- _WHAT THE EXERCISE ASKS_: Can you transcribe every line exactly and leave the pictures behind?

- _INFORMATION PROVIDED_:
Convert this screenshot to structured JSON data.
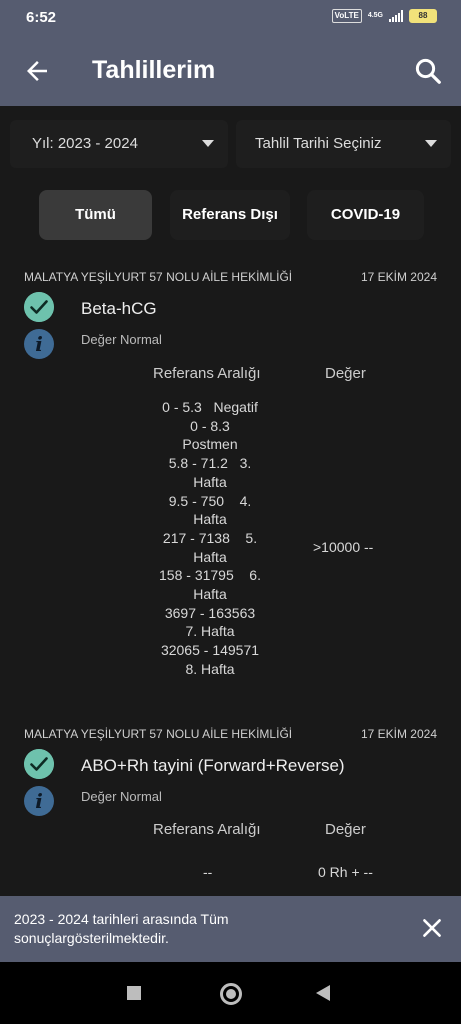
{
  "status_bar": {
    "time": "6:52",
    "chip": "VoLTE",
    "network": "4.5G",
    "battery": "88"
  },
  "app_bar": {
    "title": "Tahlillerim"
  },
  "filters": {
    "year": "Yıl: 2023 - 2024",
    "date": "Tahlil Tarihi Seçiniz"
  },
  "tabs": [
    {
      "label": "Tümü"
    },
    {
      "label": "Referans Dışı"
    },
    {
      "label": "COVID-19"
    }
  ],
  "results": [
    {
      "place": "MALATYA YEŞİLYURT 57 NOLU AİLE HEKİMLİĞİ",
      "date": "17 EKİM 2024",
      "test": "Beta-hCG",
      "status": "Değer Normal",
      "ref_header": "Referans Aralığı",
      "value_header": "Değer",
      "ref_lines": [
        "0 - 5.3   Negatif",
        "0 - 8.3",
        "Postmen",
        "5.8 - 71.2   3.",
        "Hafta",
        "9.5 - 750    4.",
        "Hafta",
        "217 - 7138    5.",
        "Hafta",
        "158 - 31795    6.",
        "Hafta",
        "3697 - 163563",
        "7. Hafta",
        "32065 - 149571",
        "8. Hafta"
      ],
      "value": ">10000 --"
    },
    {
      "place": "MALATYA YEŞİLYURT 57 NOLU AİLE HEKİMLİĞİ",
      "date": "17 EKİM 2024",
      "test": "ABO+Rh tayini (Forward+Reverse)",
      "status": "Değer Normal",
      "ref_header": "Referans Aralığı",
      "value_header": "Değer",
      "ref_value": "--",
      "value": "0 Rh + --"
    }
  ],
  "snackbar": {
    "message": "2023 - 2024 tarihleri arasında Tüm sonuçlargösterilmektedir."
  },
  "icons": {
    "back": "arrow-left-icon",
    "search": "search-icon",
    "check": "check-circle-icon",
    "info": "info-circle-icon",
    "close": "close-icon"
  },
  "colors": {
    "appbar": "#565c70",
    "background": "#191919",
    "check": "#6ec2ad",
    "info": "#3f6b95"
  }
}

- _WRITTEN RESPONSE_:
Convert this screenshot to structured JSON data.
{
  "status_bar": {
    "time": "6:52",
    "chip": "VoLTE",
    "network": "4.5G",
    "battery": "88"
  },
  "app_bar": {
    "title": "Tahlillerim"
  },
  "filters": {
    "year": "Yıl: 2023 - 2024",
    "date": "Tahlil Tarihi Seçiniz"
  },
  "tabs": [
    {
      "label": "Tümü"
    },
    {
      "label": "Referans Dışı"
    },
    {
      "label": "COVID-19"
    }
  ],
  "results": [
    {
      "place": "MALATYA YEŞİLYURT 57 NOLU AİLE HEKİMLİĞİ",
      "date": "17 EKİM 2024",
      "test": "Beta-hCG",
      "status": "Değer Normal",
      "ref_header": "Referans Aralığı",
      "value_header": "Değer",
      "ref_lines": [
        "0 - 5.3   Negatif",
        "0 - 8.3",
        "Postmen",
        "5.8 - 71.2   3.",
        "Hafta",
        "9.5 - 750    4.",
        "Hafta",
        "217 - 7138    5.",
        "Hafta",
        "158 - 31795    6.",
        "Hafta",
        "3697 - 163563",
        "7. Hafta",
        "32065 - 149571",
        "8. Hafta"
      ],
      "value": ">10000 --"
    },
    {
      "place": "MALATYA YEŞİLYURT 57 NOLU AİLE HEKİMLİĞİ",
      "date": "17 EKİM 2024",
      "test": "ABO+Rh tayini (Forward+Reverse)",
      "status": "Değer Normal",
      "ref_header": "Referans Aralığı",
      "value_header": "Değer",
      "ref_value": "--",
      "value": "0 Rh + --"
    }
  ],
  "snackbar": {
    "message": "2023 - 2024 tarihleri arasında Tüm sonuçlargösterilmektedir."
  },
  "icons": {
    "back": "arrow-left-icon",
    "search": "search-icon",
    "check": "check-circle-icon",
    "info": "info-circle-icon",
    "close": "close-icon"
  },
  "colors": {
    "appbar": "#565c70",
    "background": "#191919",
    "check": "#6ec2ad",
    "info": "#3f6b95"
  }
}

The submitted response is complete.